Work instructions -> Write out all of the data without omission, exactly as shown.

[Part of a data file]
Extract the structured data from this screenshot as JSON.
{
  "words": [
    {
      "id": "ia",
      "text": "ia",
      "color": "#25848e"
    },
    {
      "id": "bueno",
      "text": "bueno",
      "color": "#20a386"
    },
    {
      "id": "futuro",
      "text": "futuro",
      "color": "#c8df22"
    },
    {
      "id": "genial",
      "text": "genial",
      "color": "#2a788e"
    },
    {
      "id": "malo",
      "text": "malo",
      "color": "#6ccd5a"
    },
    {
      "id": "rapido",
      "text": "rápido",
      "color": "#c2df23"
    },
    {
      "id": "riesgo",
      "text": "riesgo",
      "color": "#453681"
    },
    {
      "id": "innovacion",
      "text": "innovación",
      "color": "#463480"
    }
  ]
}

Task solution ->
Extract the structured data from this screenshot as JSON.
{
  "words": [
    {
      "id": "ia",
      "text": "ia",
      "color": "#25848e"
    },
    {
      "id": "bueno",
      "text": "bueno",
      "color": "#20a386"
    },
    {
      "id": "futuro",
      "text": "futuro",
      "color": "#c8df22"
    },
    {
      "id": "genial",
      "text": "genial",
      "color": "#2a788e"
    },
    {
      "id": "malo",
      "text": "malo",
      "color": "#6ccd5a"
    },
    {
      "id": "rapido",
      "text": "rápido",
      "color": "#c2df23"
    },
    {
      "id": "riesgo",
      "text": "riesgo",
      "color": "#453681"
    },
    {
      "id": "innovacion",
      "text": "innovación",
      "color": "#463480"
    }
  ]
}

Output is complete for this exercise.